Set down the full listing exactly, character for character.

Task data:
-- Begin --

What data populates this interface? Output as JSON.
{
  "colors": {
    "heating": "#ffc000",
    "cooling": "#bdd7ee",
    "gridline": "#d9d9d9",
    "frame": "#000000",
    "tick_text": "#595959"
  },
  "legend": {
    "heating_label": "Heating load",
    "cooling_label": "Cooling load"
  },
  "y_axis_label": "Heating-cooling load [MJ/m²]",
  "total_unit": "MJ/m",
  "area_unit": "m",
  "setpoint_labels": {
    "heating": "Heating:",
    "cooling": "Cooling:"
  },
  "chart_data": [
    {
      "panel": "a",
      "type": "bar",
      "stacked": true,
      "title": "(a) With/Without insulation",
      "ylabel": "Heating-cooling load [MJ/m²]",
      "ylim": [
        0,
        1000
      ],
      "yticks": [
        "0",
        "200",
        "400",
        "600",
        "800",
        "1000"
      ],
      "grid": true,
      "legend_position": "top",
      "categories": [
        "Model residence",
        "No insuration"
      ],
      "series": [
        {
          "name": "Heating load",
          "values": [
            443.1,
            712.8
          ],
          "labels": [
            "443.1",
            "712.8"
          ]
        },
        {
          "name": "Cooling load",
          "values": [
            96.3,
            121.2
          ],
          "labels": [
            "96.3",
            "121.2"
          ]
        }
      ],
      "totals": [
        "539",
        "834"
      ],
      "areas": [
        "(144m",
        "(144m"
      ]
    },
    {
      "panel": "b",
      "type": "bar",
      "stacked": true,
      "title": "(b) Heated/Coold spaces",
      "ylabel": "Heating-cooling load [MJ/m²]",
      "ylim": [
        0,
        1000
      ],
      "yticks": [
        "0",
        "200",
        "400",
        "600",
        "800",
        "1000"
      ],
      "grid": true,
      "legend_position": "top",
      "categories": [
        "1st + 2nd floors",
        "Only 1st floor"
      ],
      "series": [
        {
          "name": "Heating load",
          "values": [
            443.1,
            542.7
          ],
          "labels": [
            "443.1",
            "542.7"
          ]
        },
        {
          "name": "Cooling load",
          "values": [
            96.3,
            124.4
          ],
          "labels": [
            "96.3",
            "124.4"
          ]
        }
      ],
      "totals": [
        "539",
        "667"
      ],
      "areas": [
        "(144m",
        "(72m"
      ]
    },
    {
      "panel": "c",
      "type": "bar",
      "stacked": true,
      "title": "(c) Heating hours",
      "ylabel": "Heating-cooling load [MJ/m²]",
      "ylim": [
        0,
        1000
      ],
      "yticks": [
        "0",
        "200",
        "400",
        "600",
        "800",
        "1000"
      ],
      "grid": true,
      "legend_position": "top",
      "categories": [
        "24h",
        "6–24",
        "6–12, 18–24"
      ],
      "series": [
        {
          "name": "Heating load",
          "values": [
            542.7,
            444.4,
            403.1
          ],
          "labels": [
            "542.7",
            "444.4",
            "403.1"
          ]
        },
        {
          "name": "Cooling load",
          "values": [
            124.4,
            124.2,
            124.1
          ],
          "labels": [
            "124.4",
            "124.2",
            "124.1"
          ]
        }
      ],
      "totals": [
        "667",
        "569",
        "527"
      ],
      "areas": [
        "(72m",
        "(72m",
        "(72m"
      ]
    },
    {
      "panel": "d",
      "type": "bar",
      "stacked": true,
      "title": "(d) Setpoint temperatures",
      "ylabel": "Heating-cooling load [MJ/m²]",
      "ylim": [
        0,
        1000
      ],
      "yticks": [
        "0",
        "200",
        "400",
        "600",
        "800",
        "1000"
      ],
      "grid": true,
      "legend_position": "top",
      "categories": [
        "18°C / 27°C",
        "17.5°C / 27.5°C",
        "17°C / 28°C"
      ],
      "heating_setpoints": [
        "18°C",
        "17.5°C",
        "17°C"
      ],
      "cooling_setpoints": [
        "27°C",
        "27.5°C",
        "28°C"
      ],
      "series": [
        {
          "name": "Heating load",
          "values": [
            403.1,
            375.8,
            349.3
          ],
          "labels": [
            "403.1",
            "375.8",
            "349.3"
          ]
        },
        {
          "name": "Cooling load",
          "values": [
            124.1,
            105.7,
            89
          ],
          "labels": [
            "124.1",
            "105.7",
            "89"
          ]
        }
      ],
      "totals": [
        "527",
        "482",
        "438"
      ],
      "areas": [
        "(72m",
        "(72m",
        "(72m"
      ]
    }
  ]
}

-- End --

Final answer:
What data populates this interface? Output as JSON.
{
  "colors": {
    "heating": "#ffc000",
    "cooling": "#bdd7ee",
    "gridline": "#d9d9d9",
    "frame": "#000000",
    "tick_text": "#595959"
  },
  "legend": {
    "heating_label": "Heating load",
    "cooling_label": "Cooling load"
  },
  "y_axis_label": "Heating-cooling load [MJ/m²]",
  "total_unit": "MJ/m",
  "area_unit": "m",
  "setpoint_labels": {
    "heating": "Heating:",
    "cooling": "Cooling:"
  },
  "chart_data": [
    {
      "panel": "a",
      "type": "bar",
      "stacked": true,
      "title": "(a) With/Without insulation",
      "ylabel": "Heating-cooling load [MJ/m²]",
      "ylim": [
        0,
        1000
      ],
      "yticks": [
        "0",
        "200",
        "400",
        "600",
        "800",
        "1000"
      ],
      "grid": true,
      "legend_position": "top",
      "categories": [
        "Model residence",
        "No insuration"
      ],
      "series": [
        {
          "name": "Heating load",
          "values": [
            443.1,
            712.8
          ],
          "labels": [
            "443.1",
            "712.8"
          ]
        },
        {
          "name": "Cooling load",
          "values": [
            96.3,
            121.2
          ],
          "labels": [
            "96.3",
            "121.2"
          ]
        }
      ],
      "totals": [
        "539",
        "834"
      ],
      "areas": [
        "(144m",
        "(144m"
      ]
    },
    {
      "panel": "b",
      "type": "bar",
      "stacked": true,
      "title": "(b) Heated/Coold spaces",
      "ylabel": "Heating-cooling load [MJ/m²]",
      "ylim": [
        0,
        1000
      ],
      "yticks": [
        "0",
        "200",
        "400",
        "600",
        "800",
        "1000"
      ],
      "grid": true,
      "legend_position": "top",
      "categories": [
        "1st + 2nd floors",
        "Only 1st floor"
      ],
      "series": [
        {
          "name": "Heating load",
          "values": [
            443.1,
            542.7
          ],
          "labels": [
            "443.1",
            "542.7"
          ]
        },
        {
          "name": "Cooling load",
          "values": [
            96.3,
            124.4
          ],
          "labels": [
            "96.3",
            "124.4"
          ]
        }
      ],
      "totals": [
        "539",
        "667"
      ],
      "areas": [
        "(144m",
        "(72m"
      ]
    },
    {
      "panel": "c",
      "type": "bar",
      "stacked": true,
      "title": "(c) Heating hours",
      "ylabel": "Heating-cooling load [MJ/m²]",
      "ylim": [
        0,
        1000
      ],
      "yticks": [
        "0",
        "200",
        "400",
        "600",
        "800",
        "1000"
      ],
      "grid": true,
      "legend_position": "top",
      "categories": [
        "24h",
        "6–24",
        "6–12, 18–24"
      ],
      "series": [
        {
          "name": "Heating load",
          "values": [
            542.7,
            444.4,
            403.1
          ],
          "labels": [
            "542.7",
            "444.4",
            "403.1"
          ]
        },
        {
          "name": "Cooling load",
          "values": [
            124.4,
            124.2,
            124.1
          ],
          "labels": [
            "124.4",
            "124.2",
            "124.1"
          ]
        }
      ],
      "totals": [
        "667",
        "569",
        "527"
      ],
      "areas": [
        "(72m",
        "(72m",
        "(72m"
      ]
    },
    {
      "panel": "d",
      "type": "bar",
      "stacked": true,
      "title": "(d) Setpoint temperatures",
      "ylabel": "Heating-cooling load [MJ/m²]",
      "ylim": [
        0,
        1000
      ],
      "yticks": [
        "0",
        "200",
        "400",
        "600",
        "800",
        "1000"
      ],
      "grid": true,
      "legend_position": "top",
      "categories": [
        "18°C / 27°C",
        "17.5°C / 27.5°C",
        "17°C / 28°C"
      ],
      "heating_setpoints": [
        "18°C",
        "17.5°C",
        "17°C"
      ],
      "cooling_setpoints": [
        "27°C",
        "27.5°C",
        "28°C"
      ],
      "series": [
        {
          "name": "Heating load",
          "values": [
            403.1,
            375.8,
            349.3
          ],
          "labels": [
            "403.1",
            "375.8",
            "349.3"
          ]
        },
        {
          "name": "Cooling load",
          "values": [
            124.1,
            105.7,
            89
          ],
          "labels": [
            "124.1",
            "105.7",
            "89"
          ]
        }
      ],
      "totals": [
        "527",
        "482",
        "438"
      ],
      "areas": [
        "(72m",
        "(72m",
        "(72m"
      ]
    }
  ]
}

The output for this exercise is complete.